Estratto fornito:
-.-.-

Gruppo di musicisti e deejay australiani dalla produzione molto circoscritta, agli Avalanches è bastato poco per lasciare un segno nella storia della musica tra i due millenni. Hanno affascinato prima la loro nazione, collezionando premi e pareri entusiasti della critica, poi hanno conquistato il mondo con un esordio epocale, Since I Left You (2000), capolavoro della musica plunderphonics, basata sull’uso massiccio di materiale musicale preesistente assemblato in modo molto creativo.
La loro carriera, partita dal noise e dal punk e proseguita tra demo, cambi di nome, Ep, mixtape, lunghissime pause e tantissimi campionamenti, è diventata con gli anni una preziosa testimonianza di un’epoca della musica popolare che è stata segnata da grandi cambiamenti nell’industria e nell’estetica.
Allarmi, piselli e valanghe: le origini della band e le prime pubblicazioni (1994 - 1998)
La preistoria degli Avalanches è molto curiosa. Le fondamenta della formazione sono poste dagli Alarm 115, nati a Melbourne nel 1994 e ispirati da gruppi che uniscono punk e noise, quali Drive Like Jehu, Fall e Ultra Bide.
Robbie Carter, che suona le tastiere, e Darren Seltman, alla voce, si sono conosciuti come coinquilini, mentre Tony Di Blasi, impegnato a tastiera e basso, si è unito poco dopo. Seltman è già il batterista dei Ripe e mentre è in tour, tra Stati Uniti e Europa, ha l’occasione di assistere a un concerto dei Drive Like Jehu, rimanendo folgorato dall’intensità dell’esperienza.

-.-.-

Consegne:
A: Riscrivi in forma di elenco il paragrafo del testo sugli Avalanches che inizia con "Robbie Carter, che suona le tastiere", mantenendone i fatti principali.
B: Prosegui il testo sugli Avalanches a partire dall'ultima frase riportata.
I record sono materiale distinto dal testo sugli Avalanches.

-.-.-

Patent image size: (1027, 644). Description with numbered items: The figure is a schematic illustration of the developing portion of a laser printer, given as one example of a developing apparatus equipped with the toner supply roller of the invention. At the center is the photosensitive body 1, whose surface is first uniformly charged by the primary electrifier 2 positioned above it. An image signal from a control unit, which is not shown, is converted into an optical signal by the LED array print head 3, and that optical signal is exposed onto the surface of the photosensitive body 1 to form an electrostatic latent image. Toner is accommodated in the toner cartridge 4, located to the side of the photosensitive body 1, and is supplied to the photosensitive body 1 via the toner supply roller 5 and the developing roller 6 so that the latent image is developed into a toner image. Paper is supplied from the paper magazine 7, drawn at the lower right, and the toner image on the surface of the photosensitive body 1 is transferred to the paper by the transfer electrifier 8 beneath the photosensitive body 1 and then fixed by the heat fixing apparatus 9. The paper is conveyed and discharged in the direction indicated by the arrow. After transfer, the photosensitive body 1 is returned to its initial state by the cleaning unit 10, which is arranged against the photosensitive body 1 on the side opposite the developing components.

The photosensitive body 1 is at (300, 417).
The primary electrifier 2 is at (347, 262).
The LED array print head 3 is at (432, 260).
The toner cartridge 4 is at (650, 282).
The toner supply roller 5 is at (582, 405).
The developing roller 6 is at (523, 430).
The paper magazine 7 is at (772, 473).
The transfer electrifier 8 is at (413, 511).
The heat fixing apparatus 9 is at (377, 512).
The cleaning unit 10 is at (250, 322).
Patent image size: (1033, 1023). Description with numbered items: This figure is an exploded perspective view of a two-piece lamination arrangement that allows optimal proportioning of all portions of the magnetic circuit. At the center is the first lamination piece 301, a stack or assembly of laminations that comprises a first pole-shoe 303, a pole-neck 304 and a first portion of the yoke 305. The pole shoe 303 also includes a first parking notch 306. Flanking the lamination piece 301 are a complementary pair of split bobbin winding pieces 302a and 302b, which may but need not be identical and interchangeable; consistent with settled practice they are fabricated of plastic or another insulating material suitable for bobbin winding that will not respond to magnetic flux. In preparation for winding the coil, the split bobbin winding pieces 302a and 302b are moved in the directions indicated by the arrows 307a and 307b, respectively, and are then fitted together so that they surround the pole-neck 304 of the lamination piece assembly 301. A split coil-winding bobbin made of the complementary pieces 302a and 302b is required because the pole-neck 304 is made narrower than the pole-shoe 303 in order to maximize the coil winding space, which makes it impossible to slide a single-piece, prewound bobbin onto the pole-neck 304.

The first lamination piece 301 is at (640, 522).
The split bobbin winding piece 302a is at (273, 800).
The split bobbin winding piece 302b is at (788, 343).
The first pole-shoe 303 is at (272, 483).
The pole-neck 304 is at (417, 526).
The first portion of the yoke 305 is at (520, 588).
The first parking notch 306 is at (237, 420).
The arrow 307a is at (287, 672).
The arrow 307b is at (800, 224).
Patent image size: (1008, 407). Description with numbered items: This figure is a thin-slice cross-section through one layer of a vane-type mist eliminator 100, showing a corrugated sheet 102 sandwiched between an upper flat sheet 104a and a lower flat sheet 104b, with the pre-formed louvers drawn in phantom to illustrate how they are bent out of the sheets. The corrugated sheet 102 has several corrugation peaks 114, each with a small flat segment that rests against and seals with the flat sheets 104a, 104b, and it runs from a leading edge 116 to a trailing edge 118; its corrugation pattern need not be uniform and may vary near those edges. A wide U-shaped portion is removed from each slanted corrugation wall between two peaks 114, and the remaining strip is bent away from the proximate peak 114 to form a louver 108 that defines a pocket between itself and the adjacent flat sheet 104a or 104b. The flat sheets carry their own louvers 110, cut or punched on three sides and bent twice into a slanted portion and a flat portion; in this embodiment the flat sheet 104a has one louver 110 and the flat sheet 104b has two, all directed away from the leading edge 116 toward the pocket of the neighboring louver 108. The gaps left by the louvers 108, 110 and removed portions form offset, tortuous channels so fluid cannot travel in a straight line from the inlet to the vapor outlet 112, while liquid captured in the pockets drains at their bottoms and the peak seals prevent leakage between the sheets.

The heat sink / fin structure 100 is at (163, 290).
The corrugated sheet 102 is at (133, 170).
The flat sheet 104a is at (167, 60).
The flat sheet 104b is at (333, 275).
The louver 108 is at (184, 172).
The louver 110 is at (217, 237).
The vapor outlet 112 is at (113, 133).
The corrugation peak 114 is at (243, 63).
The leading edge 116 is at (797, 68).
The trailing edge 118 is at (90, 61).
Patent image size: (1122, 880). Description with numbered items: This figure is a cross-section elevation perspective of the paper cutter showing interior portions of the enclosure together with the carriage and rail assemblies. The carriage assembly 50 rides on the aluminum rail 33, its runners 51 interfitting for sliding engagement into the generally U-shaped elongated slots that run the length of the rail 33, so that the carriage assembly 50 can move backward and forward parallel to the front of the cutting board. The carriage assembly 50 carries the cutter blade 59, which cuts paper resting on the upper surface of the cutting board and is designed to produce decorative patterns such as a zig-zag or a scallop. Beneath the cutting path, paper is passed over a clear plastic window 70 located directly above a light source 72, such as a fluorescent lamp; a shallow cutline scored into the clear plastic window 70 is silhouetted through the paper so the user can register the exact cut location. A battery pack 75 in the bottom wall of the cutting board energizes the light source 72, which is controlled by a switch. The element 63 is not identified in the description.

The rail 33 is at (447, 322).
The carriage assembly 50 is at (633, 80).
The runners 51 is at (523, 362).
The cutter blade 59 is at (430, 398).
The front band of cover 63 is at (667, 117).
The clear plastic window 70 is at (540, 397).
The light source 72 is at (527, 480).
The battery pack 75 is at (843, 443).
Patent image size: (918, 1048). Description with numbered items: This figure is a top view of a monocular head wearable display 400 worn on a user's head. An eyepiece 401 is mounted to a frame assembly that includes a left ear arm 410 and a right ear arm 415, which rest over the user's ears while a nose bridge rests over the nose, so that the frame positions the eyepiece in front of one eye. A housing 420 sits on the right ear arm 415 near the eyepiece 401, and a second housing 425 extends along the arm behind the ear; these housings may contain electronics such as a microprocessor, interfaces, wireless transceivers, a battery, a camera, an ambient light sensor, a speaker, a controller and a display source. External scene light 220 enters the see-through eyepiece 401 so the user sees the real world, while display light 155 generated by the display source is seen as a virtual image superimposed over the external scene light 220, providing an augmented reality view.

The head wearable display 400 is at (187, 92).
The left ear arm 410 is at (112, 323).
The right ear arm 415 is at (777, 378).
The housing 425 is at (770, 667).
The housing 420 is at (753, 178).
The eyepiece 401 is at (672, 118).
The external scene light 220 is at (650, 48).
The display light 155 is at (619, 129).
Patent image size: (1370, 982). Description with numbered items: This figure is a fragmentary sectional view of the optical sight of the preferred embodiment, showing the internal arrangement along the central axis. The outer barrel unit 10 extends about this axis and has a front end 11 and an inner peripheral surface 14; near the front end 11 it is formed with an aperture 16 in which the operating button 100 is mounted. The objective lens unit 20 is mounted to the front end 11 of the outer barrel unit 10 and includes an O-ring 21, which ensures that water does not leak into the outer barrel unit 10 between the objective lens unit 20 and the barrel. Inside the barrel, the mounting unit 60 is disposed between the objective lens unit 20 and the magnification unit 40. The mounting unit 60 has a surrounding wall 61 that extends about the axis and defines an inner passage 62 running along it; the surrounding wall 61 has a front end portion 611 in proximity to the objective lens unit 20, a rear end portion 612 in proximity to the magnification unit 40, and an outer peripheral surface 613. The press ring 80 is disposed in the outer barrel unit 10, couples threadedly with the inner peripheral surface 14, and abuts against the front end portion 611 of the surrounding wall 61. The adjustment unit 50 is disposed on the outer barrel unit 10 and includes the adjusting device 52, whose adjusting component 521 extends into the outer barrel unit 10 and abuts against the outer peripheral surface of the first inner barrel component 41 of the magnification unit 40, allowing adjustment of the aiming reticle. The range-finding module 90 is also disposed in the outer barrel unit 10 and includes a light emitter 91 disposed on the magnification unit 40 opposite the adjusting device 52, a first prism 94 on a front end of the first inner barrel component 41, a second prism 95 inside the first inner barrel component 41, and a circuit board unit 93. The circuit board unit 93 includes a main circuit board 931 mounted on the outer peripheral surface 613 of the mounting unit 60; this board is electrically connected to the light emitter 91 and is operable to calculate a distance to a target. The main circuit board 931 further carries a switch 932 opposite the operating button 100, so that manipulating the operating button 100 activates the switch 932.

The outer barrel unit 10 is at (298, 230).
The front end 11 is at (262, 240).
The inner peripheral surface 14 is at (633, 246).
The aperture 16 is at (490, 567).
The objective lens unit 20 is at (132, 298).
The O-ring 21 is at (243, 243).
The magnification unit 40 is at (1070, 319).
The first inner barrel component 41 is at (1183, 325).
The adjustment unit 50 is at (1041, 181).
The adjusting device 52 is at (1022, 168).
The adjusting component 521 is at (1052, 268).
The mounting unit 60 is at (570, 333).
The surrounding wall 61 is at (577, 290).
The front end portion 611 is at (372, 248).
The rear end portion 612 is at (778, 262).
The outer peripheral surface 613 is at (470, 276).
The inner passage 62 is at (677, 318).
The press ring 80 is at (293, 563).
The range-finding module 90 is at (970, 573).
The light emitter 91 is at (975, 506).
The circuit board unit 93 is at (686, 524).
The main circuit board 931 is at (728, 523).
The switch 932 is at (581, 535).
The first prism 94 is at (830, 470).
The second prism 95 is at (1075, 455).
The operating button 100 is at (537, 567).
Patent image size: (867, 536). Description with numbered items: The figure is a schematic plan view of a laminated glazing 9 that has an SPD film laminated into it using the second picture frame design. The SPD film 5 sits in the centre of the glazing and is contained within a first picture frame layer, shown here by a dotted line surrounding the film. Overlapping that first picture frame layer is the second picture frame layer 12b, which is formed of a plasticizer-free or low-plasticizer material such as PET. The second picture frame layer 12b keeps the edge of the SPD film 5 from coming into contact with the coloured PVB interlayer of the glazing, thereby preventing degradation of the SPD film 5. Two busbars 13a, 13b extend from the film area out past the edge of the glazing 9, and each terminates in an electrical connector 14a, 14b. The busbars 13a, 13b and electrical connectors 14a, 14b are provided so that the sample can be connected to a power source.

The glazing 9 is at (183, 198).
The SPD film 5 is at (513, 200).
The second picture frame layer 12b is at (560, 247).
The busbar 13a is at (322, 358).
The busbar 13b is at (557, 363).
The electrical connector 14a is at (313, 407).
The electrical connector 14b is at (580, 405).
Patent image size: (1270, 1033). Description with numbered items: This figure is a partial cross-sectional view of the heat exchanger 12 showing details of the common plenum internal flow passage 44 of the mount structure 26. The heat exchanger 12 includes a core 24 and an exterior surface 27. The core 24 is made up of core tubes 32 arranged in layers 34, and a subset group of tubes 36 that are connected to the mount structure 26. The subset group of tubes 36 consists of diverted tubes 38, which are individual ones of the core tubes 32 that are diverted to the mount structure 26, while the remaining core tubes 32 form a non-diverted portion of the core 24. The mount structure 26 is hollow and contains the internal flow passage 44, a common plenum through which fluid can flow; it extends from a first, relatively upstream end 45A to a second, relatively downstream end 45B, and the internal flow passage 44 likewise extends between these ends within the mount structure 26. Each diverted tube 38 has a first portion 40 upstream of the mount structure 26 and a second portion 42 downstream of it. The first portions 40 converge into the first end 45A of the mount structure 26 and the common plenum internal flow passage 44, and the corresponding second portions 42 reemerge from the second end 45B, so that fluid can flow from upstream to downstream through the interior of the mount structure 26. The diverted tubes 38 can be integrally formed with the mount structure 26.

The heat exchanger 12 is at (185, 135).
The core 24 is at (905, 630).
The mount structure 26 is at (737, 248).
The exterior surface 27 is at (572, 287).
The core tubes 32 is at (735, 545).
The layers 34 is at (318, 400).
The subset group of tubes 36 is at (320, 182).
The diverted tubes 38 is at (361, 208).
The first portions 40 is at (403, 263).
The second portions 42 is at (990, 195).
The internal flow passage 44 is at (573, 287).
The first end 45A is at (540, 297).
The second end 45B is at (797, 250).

-.-.-

Risposte:
A:
- Robbie Carter (tastiere) e Darren Seltman (voce) si sono conosciuti da coinquilini.
- Tony Di Blasi (tastiera e basso) si è unito poco dopo.
- Seltman, già batterista dei Ripe, durante un tour tra Stati Uniti ed Europa assiste a un concerto dei Drive Like Jehu e ne rimane folgorato.

B:
Gli Alarm 115, aggiunto Manabu Etoh alla batteria, registrano un demo di quattro brani nel 1995, ma poco dopo la loro attività si fa discontinua: lavorano a un ulteriore demo, nel 1996, che non riscuote particolare successo e cambiano sound ispirandosi al funk del giapponese Kiochi Oki, imbarcando anche un amico di Carter, Gordon McQuilten. Questa formazione un po’ scalcagnata si esibisce con i coloriti nomi di battaglia Swingin Monkey Cocks, Quentin's Brittle Bones e Whoops Downs Syndrome, prima di prendere in prestito Avalanches da una band surf-rock statunitense con un solo album all’attivo.
Nel 1997 le cose iniziano a cambiare, con il primo contratto discografico con l'australiana Wondergram. Sono mesi in cui si aggiunge alla formazione anche il deejay Dexter Fabay e la band apre un concerto per Jon Spencer.
Pubblicano il primo singolo "Rock City" (1997), il primo Ep, El Producto (1997), quindi aprono per i Public Enemy (1998) e pubblicano un Ep anche nel Regno Unito, Undersea Community (1999).
James Dela Cruz inizia a suonare nei live, in un periodo in cui aprono anche per i Beastie Boys, Beck e gli Stereolab.
Electricity è un ulteriore Ep pubblicato nel 1999, quando la formazione ha già iniziato a lavorare all'atteso esordio.
“No-one's going to listen to it anyway”: l’inaspettato successo di “Since I Left You” e i problemi legali (1999-2003)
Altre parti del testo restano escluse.